Stored dataset items
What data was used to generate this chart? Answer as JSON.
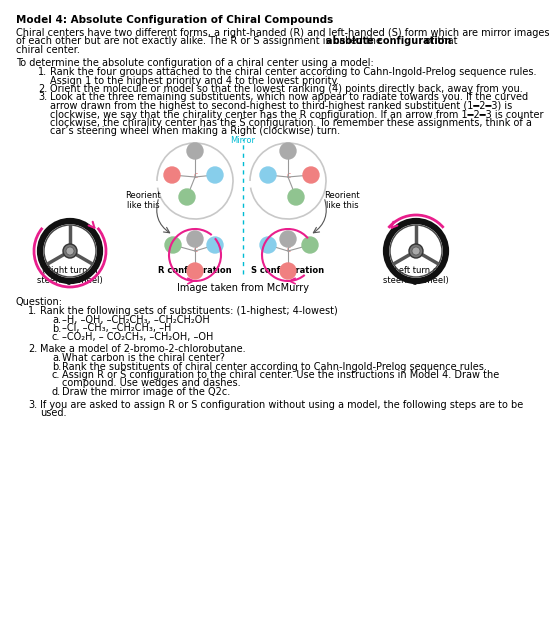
{
  "title": "Model 4: Absolute Configuration of Chiral Compounds",
  "para1_lines": [
    "Chiral centers have two different forms, a right-handed (R) and left-handed (S) form which are mirror images",
    "of each other but are not exactly alike. The R or S assignment is called the ",
    "absolute configuration",
    " of that",
    "chiral center."
  ],
  "para2_intro": "To determine the absolute configuration of a chiral center using a model:",
  "step1_lines": [
    "Rank the four groups attached to the chiral center according to Cahn-Ingold-Prelog sequence rules.",
    "Assign 1 to the highest priority and 4 to the lowest priority."
  ],
  "step2": "Orient the molecule or model so that the lowest ranking (4) points directly back, away from you.",
  "step3_lines": [
    "Look at the three remaining substituents, which now appear to radiate towards you. If the curved",
    "arrow drawn from the highest to second-highest to third-highest ranked substituent (1━2━3) is",
    "clockwise, we say that the chirality center has the R configuration. If an arrow from 1━2━3 is counter",
    "clockwise, the chirality center has the S configuration. To remember these assignments, think of a",
    "car’s steering wheel when making a Right (clockwise) turn."
  ],
  "mirror_label": "Mirror",
  "reorient_label": "Reorient\nlike this",
  "r_config_label": "R configuration",
  "s_config_label": "S configuration",
  "right_turn_label": "(Right turn of\nsteering wheel)",
  "left_turn_label": "(Left turn of\nsteering wheel)",
  "mcmurry_label": "Image taken from McMurry",
  "q_header": "Question:",
  "q1_header": "Rank the following sets of substituents: (1-highest; 4-lowest)",
  "q1a": "–H, –OH, –CH₂CH₃, –CH₂CH₂OH",
  "q1b": "–Cl, –CH₃, –CH₂CH₃, –H",
  "q1c": "–CO₂H, – CO₂CH₃, –CH₂OH, –OH",
  "q2_header": "Make a model of 2-bromo-2-chlorobutane.",
  "q2a": "What carbon is the chiral center?",
  "q2b": "Rank the substituents of chiral center according to Cahn-Ingold-Prelog sequence rules.",
  "q2c_lines": [
    "Assign R or S configuration to the chiral center. Use the instructions in Model 4. Draw the",
    "compound. Use wedges and dashes."
  ],
  "q2d": "Draw the mirror image of the Q2c.",
  "q3_lines": [
    "If you are asked to assign R or S configuration without using a model, the following steps are to be",
    "used."
  ],
  "bg_color": "#ffffff",
  "pink": "#f08080",
  "green": "#90c490",
  "blue": "#87ceeb",
  "gray_node": "#aaaaaa",
  "mirror_color": "#00bcd4",
  "pink_arrow": "#e91e8c",
  "sw_outer": "#2a2a2a",
  "sw_inner": "#888888",
  "sw_spoke": "#555555"
}
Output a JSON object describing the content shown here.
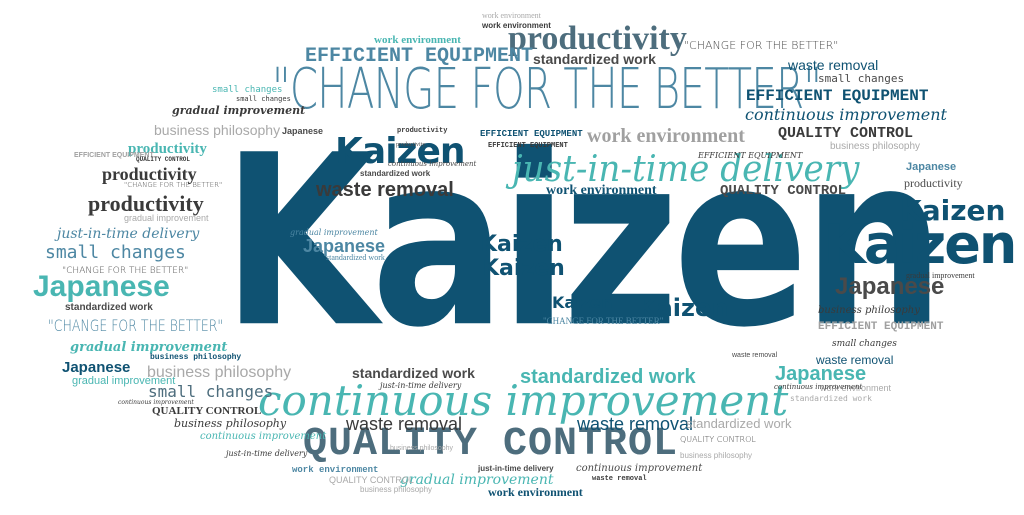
{
  "colors": {
    "navy": "#0f5272",
    "steel": "#4d87a3",
    "teal": "#49b6b2",
    "gray": "#4a4a4a",
    "lightgray": "#a9a9a9",
    "black": "#2b2b2b"
  },
  "words": [
    "Kaizen",
    "continuous improvement",
    "QUALITY CONTROL",
    "\"CHANGE FOR THE BETTER\"",
    "Kaizen",
    "just-in-time delivery",
    "Kaizen",
    "productivity",
    "Japanese",
    "waste removal",
    "EFFICIENT EQUIPMENT",
    "standardized work",
    "Kaizen",
    "Kaizen",
    "Kaizen",
    "Kaizen",
    "Kaizen",
    "Japanese",
    "Japanese",
    "Japanese",
    "Japanese",
    "Japanese",
    "work environment",
    "work environment",
    "QUALITY CONTROL",
    "QUALITY CONTROL",
    "continuous improvement",
    "business philosophy",
    "small changes",
    "small changes",
    "productivity",
    "productivity",
    "productivity",
    "just-in-time delivery",
    "\"CHANGE FOR THE BETTER\"",
    "gradual improvement",
    "waste removal",
    "waste removal",
    "waste removal",
    "standardized work",
    "standardized work",
    "EFFICIENT EQUIPMENT",
    "EFFICIENT EQUIPMENT",
    "business philosophy",
    "gradual improvement",
    "work environment",
    "standardized work",
    "productivity",
    "waste removal",
    "standardized work",
    "work environment",
    "continuous improvement",
    "\"CHANGE FOR THE BETTER\"",
    "small changes",
    "gradual improvement",
    "small changes",
    "business philosophy",
    "Japanese",
    "EFFICIENT EQUIPMENT",
    "QUALITY CONTROL",
    "work environment",
    "QUALITY CONTROL",
    "\"CHANGE FOR THE BETTER\"",
    "productivity",
    "QUALITY CONTROL",
    "business philosophy",
    "just-in-time delivery",
    "standardized work",
    "small changes",
    "gradual improvement",
    "business philosophy",
    "EFFICIENT EQUIPMENT",
    "gradual improvement",
    "work environment",
    "business philosophy",
    "continuous improvement",
    "just-in-time delivery",
    "gradual improvement",
    "waste removal",
    "EFFICIENT EQUIPMENT",
    "standardized work",
    "work environment",
    "continuous improvement",
    "business philosophy",
    "just-in-time delivery",
    "\"CHANGE FOR THE BETTER\"",
    "gradual improvement",
    "business philosophy",
    "work environment",
    "standardized work",
    "continuous improvement",
    "EFFICIENT EQUIPMENT",
    "QUALITY CONTROL",
    "\"CHANGE FOR THE BETTER\"",
    "business philosophy",
    "continuous improvement",
    "waste removal",
    "productivity",
    "small changes"
  ]
}
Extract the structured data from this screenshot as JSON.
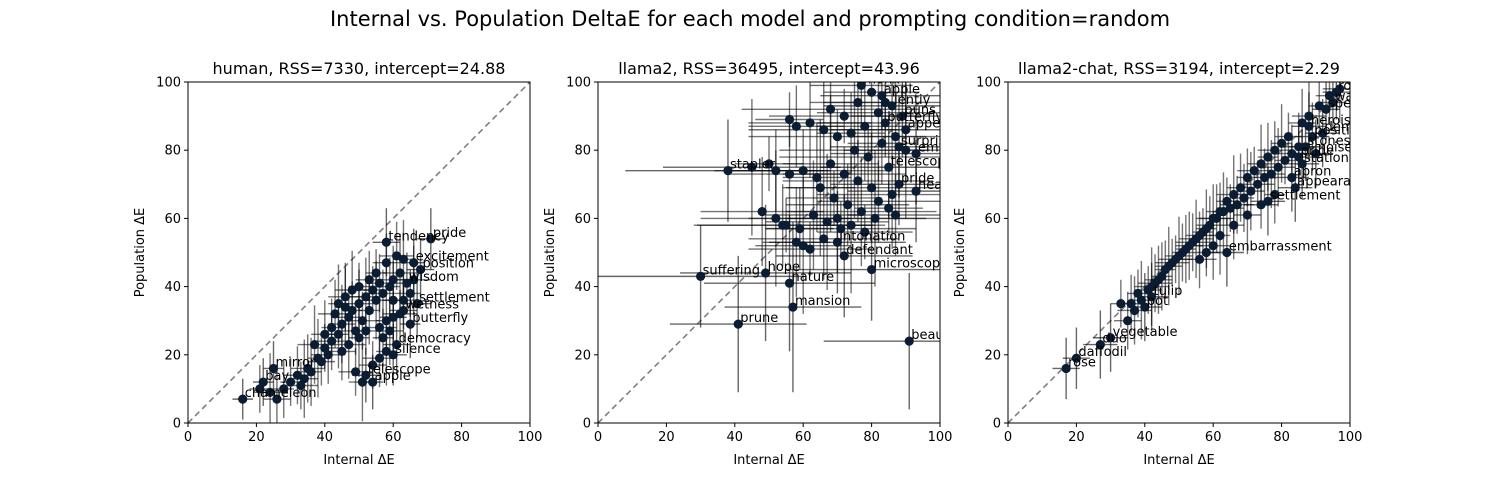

:: Exercise ::
Transcribe the full listing character for character. Pictures are excluded.

:: Solved exercise ::
What data was used to generate this chart? Answer as JSON.
{
  "title": "Model 4: Absolute Configuration of Chiral Compounds",
  "para1_lines": [
    "Chiral centers have two different forms, a right-handed (R) and left-handed (S) form which are mirror images",
    "of each other but are not exactly alike. The R or S assignment is called the ",
    "absolute configuration",
    " of that",
    "chiral center."
  ],
  "para2_intro": "To determine the absolute configuration of a chiral center using a model:",
  "step1_lines": [
    "Rank the four groups attached to the chiral center according to Cahn-Ingold-Prelog sequence rules.",
    "Assign 1 to the highest priority and 4 to the lowest priority."
  ],
  "step2": "Orient the molecule or model so that the lowest ranking (4) points directly back, away from you.",
  "step3_lines": [
    "Look at the three remaining substituents, which now appear to radiate towards you. If the curved",
    "arrow drawn from the highest to second-highest to third-highest ranked substituent (1━2━3) is",
    "clockwise, we say that the chirality center has the R configuration. If an arrow from 1━2━3 is counter",
    "clockwise, the chirality center has the S configuration. To remember these assignments, think of a",
    "car’s steering wheel when making a Right (clockwise) turn."
  ],
  "mirror_label": "Mirror",
  "reorient_label": "Reorient\nlike this",
  "r_config_label": "R configuration",
  "s_config_label": "S configuration",
  "right_turn_label": "(Right turn of\nsteering wheel)",
  "left_turn_label": "(Left turn of\nsteering wheel)",
  "mcmurry_label": "Image taken from McMurry",
  "q_header": "Question:",
  "q1_header": "Rank the following sets of substituents: (1-highest; 4-lowest)",
  "q1a": "–H, –OH, –CH₂CH₃, –CH₂CH₂OH",
  "q1b": "–Cl, –CH₃, –CH₂CH₃, –H",
  "q1c": "–CO₂H, – CO₂CH₃, –CH₂OH, –OH",
  "q2_header": "Make a model of 2-bromo-2-chlorobutane.",
  "q2a": "What carbon is the chiral center?",
  "q2b": "Rank the substituents of chiral center according to Cahn-Ingold-Prelog sequence rules.",
  "q2c_lines": [
    "Assign R or S configuration to the chiral center. Use the instructions in Model 4. Draw the",
    "compound. Use wedges and dashes."
  ],
  "q2d": "Draw the mirror image of the Q2c.",
  "q3_lines": [
    "If you are asked to assign R or S configuration without using a model, the following steps are to be",
    "used."
  ],
  "bg_color": "#ffffff",
  "pink": "#f08080",
  "green": "#90c490",
  "blue": "#87ceeb",
  "gray_node": "#aaaaaa",
  "mirror_color": "#00bcd4",
  "pink_arrow": "#e91e8c",
  "sw_outer": "#2a2a2a",
  "sw_inner": "#888888",
  "sw_spoke": "#555555"
}
Output a JSON object describing the content shown here.
{
  "colors": {
    "navy": "#0f5272",
    "steel": "#4d87a3",
    "teal": "#49b6b2",
    "gray": "#4a4a4a",
    "lightgray": "#a9a9a9",
    "black": "#2b2b2b"
  },
  "words": [
    "Kaizen",
    "continuous improvement",
    "QUALITY CONTROL",
    "\"CHANGE FOR THE BETTER\"",
    "Kaizen",
    "just-in-time delivery",
    "Kaizen",
    "productivity",
    "Japanese",
    "waste removal",
    "EFFICIENT EQUIPMENT",
    "standardized work",
    "Kaizen",
    "Kaizen",
    "Kaizen",
    "Kaizen",
    "Kaizen",
    "Japanese",
    "Japanese",
    "Japanese",
    "Japanese",
    "Japanese",
    "work environment",
    "work environment",
    "QUALITY CONTROL",
    "QUALITY CONTROL",
    "continuous improvement",
    "business philosophy",
    "small changes",
    "small changes",
    "productivity",
    "productivity",
    "productivity",
    "just-in-time delivery",
    "\"CHANGE FOR THE BETTER\"",
    "gradual improvement",
    "waste removal",
    "waste removal",
    "waste removal",
    "standardized work",
    "standardized work",
    "EFFICIENT EQUIPMENT",
    "EFFICIENT EQUIPMENT",
    "business philosophy",
    "gradual improvement",
    "work environment",
    "standardized work",
    "productivity",
    "waste removal",
    "standardized work",
    "work environment",
    "continuous improvement",
    "\"CHANGE FOR THE BETTER\"",
    "small changes",
    "gradual improvement",
    "small changes",
    "business philosophy",
    "Japanese",
    "EFFICIENT EQUIPMENT",
    "QUALITY CONTROL",
    "work environment",
    "QUALITY CONTROL",
    "\"CHANGE FOR THE BETTER\"",
    "productivity",
    "QUALITY CONTROL",
    "business philosophy",
    "just-in-time delivery",
    "standardized work",
    "small changes",
    "gradual improvement",
    "business philosophy",
    "EFFICIENT EQUIPMENT",
    "gradual improvement",
    "work environment",
    "business philosophy",
    "continuous improvement",
    "just-in-time delivery",
    "gradual improvement",
    "waste removal",
    "EFFICIENT EQUIPMENT",
    "standardized work",
    "work environment",
    "continuous improvement",
    "business philosophy",
    "just-in-time delivery",
    "\"CHANGE FOR THE BETTER\"",
    "gradual improvement",
    "business philosophy",
    "work environment",
    "standardized work",
    "continuous improvement",
    "EFFICIENT EQUIPMENT",
    "QUALITY CONTROL",
    "\"CHANGE FOR THE BETTER\"",
    "business philosophy",
    "continuous improvement",
    "waste removal",
    "productivity",
    "small changes"
  ]
}
Extract the structured data from this screenshot as JSON.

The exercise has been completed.